A one-day course covering the basis of descriptive statistics with open data, including basic statistical measures such as mean, median, standard deviation, and variance. The course also covers correlation, linear regression, and introduces decision modeling using open data.
Employees of all levels who perform data analysis and communicate analytical findings in support city operations.
This course introduces participants to the use of statistics for understanding and communicating city data. Using Excel, participants will learn how to use measures like mean, median, mode, standard deviation, and variance interval to understand the content of city data for making operational decisions. Participants will also learn how to display statistical information in meaningful ways.
- Learn common statistical measures, including mean, median, mode, standard deviation, and variance
- Calculate correlation coefficients for bivariate data and apply the technique of simple regression analysis
- Demonstrate techniques used for forecasting
- Communicate data meaningfully to a broad audience using charts and graphs in Microsoft Excel
- Participants will be familiar with common statistical measures
- Participants will be able to calculate correlation coefficients for bivariate data and perform simple linear regression analysis
- Participants will be familiar with the basic techniques of forecasting
- Participants will be better able to communicate analysis using charts and graphs in Microsoft Excel
- Introduction and Welcome (9:00 - 9:15)
- Data collection exercise with students
- Collected data includes
- Agency
- Number of siblings
- Height
- Years of Service with NYC
- Overview of Statistics and Basic Statistical Measures (9:15 - 9:50)
- Why statistics?
- Measures of central tendency
- Exercise 1: Calculate mean and median in small groups and compare to class as a whole
- Break (9:50 - 10:00)

(Problems to solve):
A – Quote the course description from "A one-day course" to "in meaningful ways.", word for word.
B – In the entries, print the lines from the line with "What elements are" to the line with "- Text: Sep" exactly as they stand. Leave out the pictures.

(Data listing):
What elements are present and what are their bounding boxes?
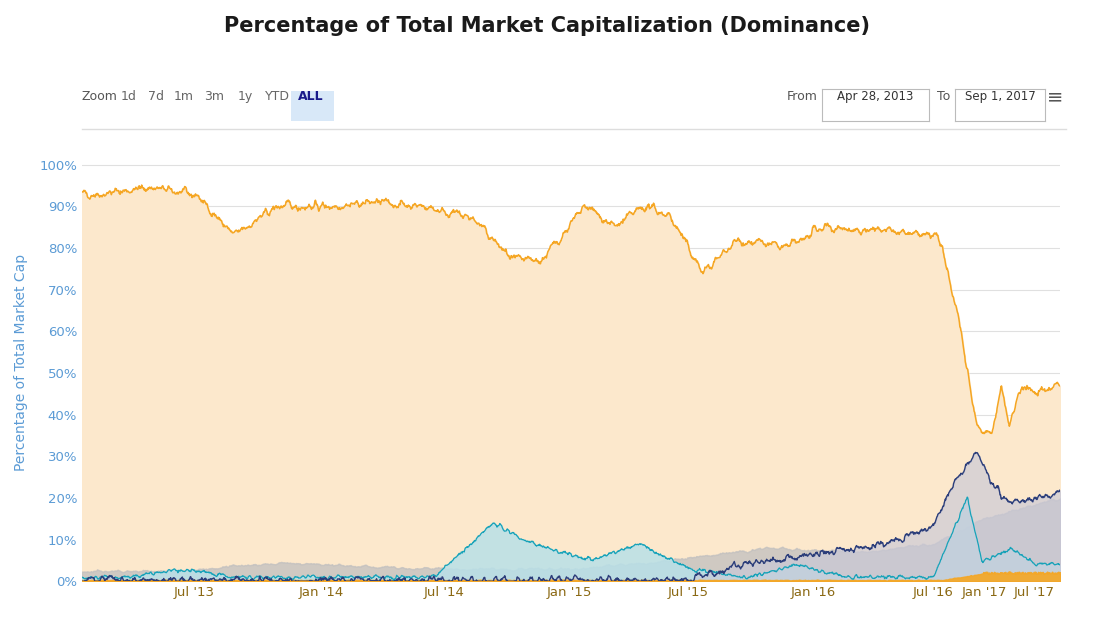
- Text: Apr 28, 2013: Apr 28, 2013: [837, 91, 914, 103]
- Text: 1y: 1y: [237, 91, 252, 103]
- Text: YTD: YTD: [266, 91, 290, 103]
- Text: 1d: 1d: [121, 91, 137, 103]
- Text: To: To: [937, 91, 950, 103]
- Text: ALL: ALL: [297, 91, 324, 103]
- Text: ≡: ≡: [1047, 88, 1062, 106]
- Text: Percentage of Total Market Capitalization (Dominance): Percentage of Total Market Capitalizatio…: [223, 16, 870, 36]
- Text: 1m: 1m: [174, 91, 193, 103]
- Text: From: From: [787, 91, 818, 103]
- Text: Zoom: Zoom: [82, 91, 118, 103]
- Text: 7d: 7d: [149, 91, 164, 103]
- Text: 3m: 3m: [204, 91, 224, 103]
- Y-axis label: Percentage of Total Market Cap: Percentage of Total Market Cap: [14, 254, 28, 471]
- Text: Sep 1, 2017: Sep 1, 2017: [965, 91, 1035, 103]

--

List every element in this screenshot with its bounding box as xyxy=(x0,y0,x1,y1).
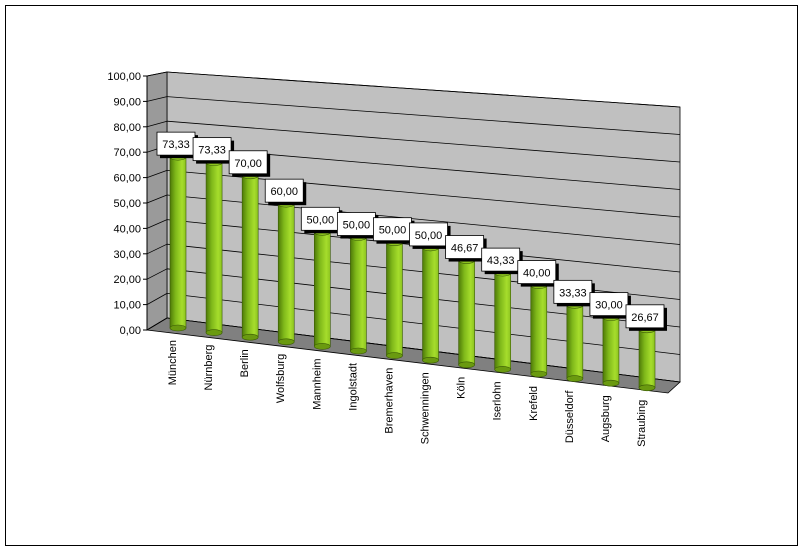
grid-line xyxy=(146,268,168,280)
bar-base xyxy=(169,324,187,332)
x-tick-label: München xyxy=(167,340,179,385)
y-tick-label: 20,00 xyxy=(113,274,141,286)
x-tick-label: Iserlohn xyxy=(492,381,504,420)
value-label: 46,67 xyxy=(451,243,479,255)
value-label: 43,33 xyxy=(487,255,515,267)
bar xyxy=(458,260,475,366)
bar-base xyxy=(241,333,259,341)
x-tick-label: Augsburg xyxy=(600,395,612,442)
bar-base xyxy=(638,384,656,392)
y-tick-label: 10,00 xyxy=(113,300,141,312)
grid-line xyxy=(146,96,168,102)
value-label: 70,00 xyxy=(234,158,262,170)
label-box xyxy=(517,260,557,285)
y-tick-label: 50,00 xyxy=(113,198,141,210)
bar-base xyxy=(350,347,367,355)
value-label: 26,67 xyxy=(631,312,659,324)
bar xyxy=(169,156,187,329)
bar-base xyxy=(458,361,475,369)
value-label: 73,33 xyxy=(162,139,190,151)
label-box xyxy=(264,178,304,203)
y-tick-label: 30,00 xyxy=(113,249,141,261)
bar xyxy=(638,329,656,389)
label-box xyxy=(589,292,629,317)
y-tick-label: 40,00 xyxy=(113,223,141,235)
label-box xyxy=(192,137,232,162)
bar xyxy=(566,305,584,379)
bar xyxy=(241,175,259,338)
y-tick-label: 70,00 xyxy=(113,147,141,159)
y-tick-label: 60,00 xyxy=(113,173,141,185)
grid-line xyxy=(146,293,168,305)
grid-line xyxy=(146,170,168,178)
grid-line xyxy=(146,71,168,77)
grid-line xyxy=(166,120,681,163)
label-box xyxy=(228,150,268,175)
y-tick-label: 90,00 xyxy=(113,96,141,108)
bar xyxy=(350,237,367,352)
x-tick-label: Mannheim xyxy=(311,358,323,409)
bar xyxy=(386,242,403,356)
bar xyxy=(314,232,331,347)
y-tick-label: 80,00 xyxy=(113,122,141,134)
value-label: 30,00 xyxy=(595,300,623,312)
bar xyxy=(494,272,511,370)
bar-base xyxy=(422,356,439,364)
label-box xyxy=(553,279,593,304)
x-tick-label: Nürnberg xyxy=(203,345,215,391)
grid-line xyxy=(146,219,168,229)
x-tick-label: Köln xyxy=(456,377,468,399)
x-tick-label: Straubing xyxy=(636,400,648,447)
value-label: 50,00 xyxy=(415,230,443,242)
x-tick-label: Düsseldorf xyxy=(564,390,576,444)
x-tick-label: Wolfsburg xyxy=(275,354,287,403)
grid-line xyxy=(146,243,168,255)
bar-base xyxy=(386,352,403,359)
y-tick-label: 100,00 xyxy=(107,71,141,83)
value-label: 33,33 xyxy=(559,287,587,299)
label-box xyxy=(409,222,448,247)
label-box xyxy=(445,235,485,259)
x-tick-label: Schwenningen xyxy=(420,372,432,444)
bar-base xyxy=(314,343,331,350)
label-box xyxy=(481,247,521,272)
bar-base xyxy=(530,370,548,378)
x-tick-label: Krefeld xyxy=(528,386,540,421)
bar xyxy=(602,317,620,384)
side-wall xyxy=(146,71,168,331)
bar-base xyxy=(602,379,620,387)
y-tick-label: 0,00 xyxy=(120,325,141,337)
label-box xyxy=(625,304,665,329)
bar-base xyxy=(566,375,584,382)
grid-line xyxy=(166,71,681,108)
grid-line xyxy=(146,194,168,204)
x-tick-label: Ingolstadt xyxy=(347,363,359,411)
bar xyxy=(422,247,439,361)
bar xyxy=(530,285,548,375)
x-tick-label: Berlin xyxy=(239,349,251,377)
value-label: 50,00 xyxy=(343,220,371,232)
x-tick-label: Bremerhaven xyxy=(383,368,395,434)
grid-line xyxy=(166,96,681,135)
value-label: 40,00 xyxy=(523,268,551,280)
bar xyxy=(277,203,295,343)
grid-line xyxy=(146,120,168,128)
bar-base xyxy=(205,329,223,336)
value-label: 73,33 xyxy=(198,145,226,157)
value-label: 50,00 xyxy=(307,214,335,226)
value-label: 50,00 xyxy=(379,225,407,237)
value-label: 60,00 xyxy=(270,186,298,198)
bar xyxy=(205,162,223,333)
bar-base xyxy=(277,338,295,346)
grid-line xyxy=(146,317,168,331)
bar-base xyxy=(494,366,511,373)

--

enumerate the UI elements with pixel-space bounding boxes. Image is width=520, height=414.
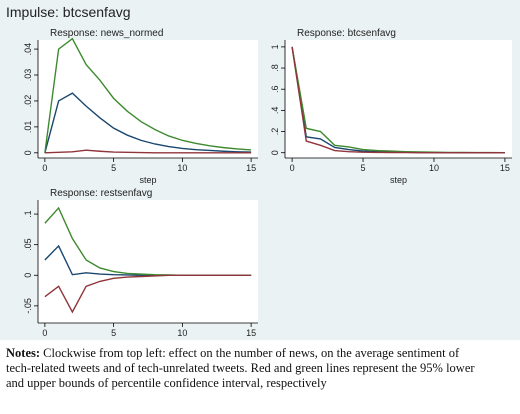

(Solution set):
A –
A one-day course covering the basis of descriptive statistics with open data, including basic statistical measures such as mean, median, standard deviation, and variance. The course also covers correlation, linear regression, and introduces decision modeling using open data.
Employees of all levels who perform data analysis and communicate analytical findings in support city operations.
This course introduces participants to the use of statistics for understanding and communicating city data. Using Excel, participants will learn how to use measures like mean, median, mode, standard deviation, and variance interval to understand the content of city data for making operational decisions. Participants will also learn how to display statistical information in meaningful ways.

B –
What elements are present and what are their bounding boxes?
- Text: Apr 28, 2013: Apr 28, 2013: [837, 91, 914, 103]
- Text: 1y: 1y: [237, 91, 252, 103]
- Text: YTD: YTD: [266, 91, 290, 103]
- Text: 1d: 1d: [121, 91, 137, 103]
- Text: To: To: [937, 91, 950, 103]
- Text: ALL: ALL: [297, 91, 324, 103]
- Text: ≡: ≡: [1047, 88, 1062, 106]
- Text: Percentage of Total Market Capitalization (Dominance): Percentage of Total Market Capitalizatio…: [223, 16, 870, 36]
- Text: 1m: 1m: [174, 91, 193, 103]
- Text: From: From: [787, 91, 818, 103]
- Text: Zoom: Zoom: [82, 91, 118, 103]
- Text: 7d: 7d: [149, 91, 164, 103]
- Text: 3m: 3m: [204, 91, 224, 103]
- Y-axis label: Percentage of Total Market Cap: Percentage of Total Market Cap: [14, 254, 28, 471]
- Text: Sep 1, 2017: Sep 1, 2017: [965, 91, 1035, 103]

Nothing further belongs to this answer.